- [Information given]
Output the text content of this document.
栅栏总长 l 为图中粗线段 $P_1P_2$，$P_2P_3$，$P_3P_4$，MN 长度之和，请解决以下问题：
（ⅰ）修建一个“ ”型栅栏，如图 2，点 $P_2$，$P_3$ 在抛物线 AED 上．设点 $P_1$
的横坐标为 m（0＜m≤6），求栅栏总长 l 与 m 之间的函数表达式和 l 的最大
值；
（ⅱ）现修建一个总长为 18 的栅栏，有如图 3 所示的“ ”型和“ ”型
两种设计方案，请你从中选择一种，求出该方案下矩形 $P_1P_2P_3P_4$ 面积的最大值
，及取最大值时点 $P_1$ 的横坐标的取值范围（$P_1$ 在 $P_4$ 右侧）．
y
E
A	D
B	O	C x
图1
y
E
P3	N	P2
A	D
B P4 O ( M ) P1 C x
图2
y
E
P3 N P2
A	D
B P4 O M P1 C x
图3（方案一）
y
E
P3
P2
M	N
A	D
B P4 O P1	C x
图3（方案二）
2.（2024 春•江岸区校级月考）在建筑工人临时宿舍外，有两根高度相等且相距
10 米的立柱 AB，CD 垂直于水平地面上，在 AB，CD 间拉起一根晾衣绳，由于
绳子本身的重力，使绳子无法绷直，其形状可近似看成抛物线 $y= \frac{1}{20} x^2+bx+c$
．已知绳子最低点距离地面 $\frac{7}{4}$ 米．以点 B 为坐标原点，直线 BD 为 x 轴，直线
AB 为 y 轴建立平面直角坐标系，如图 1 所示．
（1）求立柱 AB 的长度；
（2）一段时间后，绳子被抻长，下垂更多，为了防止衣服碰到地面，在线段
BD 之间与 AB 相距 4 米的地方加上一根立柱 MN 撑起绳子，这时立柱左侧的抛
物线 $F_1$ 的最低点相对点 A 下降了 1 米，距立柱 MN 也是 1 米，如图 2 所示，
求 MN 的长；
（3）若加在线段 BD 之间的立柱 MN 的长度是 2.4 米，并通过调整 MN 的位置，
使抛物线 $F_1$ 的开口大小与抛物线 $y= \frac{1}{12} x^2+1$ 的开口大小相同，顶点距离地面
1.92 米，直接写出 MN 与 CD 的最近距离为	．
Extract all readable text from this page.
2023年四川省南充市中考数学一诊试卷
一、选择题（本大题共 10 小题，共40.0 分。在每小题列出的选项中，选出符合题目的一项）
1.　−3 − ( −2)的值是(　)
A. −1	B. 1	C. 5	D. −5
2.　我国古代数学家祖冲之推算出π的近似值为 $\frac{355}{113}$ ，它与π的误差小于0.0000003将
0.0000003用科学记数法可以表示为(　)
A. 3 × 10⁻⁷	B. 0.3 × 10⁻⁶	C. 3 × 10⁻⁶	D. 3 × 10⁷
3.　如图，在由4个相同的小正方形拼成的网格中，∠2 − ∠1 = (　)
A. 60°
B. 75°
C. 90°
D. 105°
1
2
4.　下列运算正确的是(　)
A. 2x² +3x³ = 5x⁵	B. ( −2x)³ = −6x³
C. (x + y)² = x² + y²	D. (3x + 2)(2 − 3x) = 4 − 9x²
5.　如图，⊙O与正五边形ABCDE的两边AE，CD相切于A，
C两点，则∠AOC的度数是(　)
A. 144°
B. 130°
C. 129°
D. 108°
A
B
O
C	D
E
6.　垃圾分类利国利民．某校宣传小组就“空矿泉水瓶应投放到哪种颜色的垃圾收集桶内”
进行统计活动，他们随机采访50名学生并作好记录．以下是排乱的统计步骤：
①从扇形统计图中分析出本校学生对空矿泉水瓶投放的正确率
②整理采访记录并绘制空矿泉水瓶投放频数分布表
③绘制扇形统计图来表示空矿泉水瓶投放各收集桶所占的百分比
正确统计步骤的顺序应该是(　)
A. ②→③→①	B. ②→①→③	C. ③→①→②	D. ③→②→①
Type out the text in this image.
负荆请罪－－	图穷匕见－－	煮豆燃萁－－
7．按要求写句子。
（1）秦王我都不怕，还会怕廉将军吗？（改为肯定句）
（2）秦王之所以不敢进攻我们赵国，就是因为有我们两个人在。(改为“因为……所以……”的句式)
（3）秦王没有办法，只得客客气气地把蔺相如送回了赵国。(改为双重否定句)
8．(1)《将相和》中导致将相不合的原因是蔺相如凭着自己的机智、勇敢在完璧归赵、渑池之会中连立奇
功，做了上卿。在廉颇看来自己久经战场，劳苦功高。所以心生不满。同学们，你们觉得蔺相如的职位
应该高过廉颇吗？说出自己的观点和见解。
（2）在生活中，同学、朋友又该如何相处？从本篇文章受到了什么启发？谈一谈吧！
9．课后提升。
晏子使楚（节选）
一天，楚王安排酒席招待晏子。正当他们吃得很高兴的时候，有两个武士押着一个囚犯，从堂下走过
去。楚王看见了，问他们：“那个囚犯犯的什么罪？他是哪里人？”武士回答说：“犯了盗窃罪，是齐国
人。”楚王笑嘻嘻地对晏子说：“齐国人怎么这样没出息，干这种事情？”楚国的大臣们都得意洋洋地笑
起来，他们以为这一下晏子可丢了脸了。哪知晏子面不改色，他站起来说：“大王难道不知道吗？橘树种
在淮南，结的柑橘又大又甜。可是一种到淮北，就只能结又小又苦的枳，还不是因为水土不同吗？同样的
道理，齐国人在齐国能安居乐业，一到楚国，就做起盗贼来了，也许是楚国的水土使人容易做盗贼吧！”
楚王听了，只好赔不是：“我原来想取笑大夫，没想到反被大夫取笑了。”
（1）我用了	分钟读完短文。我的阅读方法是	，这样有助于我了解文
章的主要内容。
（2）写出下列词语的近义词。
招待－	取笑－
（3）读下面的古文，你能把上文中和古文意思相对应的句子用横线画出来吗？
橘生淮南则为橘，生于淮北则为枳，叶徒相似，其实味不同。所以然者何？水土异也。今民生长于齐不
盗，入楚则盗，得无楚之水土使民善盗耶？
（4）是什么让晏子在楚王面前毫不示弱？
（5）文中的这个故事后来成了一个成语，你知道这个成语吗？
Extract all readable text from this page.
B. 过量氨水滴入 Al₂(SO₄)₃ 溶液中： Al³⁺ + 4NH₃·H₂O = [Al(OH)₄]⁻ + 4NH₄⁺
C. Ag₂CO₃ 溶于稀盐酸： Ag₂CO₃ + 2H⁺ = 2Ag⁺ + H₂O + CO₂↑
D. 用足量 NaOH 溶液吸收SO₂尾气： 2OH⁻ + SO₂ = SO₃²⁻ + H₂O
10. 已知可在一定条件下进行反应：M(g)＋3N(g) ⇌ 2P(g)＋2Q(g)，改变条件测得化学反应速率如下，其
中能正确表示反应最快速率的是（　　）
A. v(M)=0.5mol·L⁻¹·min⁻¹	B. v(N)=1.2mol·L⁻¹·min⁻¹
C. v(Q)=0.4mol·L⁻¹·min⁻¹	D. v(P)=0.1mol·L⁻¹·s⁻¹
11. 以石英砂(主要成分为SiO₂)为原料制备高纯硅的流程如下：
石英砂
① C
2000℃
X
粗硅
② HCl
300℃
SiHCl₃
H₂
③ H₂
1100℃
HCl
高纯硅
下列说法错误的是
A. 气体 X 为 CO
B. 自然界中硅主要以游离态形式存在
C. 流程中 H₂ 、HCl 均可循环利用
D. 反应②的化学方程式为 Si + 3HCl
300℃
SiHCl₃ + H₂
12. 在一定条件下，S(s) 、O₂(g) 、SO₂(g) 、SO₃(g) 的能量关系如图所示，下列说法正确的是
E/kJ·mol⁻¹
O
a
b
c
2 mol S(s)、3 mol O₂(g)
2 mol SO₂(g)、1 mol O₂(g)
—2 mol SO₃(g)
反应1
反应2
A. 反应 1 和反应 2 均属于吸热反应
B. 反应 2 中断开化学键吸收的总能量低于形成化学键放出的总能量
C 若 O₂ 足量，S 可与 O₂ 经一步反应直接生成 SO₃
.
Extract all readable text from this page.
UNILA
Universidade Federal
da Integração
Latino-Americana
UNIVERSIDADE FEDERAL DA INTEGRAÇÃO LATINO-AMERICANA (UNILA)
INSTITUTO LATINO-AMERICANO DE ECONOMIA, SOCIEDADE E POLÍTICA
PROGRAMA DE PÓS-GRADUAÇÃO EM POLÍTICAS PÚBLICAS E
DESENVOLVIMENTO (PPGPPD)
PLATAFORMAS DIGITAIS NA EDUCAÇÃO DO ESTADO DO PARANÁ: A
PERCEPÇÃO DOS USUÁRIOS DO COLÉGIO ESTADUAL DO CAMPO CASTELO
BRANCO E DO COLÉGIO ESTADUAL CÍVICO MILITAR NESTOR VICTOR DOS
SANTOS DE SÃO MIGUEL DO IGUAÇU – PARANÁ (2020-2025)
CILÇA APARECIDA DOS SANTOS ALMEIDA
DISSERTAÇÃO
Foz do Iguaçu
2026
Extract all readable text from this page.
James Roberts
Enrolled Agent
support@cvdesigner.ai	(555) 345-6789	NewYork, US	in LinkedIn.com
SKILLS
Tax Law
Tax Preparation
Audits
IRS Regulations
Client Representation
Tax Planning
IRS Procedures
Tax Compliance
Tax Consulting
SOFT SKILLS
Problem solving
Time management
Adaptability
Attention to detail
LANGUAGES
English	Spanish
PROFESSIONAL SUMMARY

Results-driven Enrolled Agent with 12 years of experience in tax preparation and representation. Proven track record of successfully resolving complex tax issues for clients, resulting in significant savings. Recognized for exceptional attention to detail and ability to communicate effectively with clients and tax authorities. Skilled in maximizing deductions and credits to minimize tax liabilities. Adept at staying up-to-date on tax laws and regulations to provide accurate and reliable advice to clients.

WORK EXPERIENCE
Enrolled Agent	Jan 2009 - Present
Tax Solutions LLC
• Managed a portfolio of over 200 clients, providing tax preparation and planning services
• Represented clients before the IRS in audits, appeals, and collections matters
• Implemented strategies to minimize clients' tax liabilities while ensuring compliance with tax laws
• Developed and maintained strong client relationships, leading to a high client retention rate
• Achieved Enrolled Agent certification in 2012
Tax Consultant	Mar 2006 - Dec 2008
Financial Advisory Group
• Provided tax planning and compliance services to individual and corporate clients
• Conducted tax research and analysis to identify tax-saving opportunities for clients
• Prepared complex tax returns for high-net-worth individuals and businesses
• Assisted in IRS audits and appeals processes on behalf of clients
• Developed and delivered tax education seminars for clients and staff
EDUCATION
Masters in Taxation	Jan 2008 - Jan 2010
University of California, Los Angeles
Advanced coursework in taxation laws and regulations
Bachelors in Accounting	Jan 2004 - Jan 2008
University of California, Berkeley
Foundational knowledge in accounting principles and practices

- [Direction]
Search the lines above for the string "California" and copy each line that has it.

- [The output]
University of California, Los Angeles
University of California, Berkeley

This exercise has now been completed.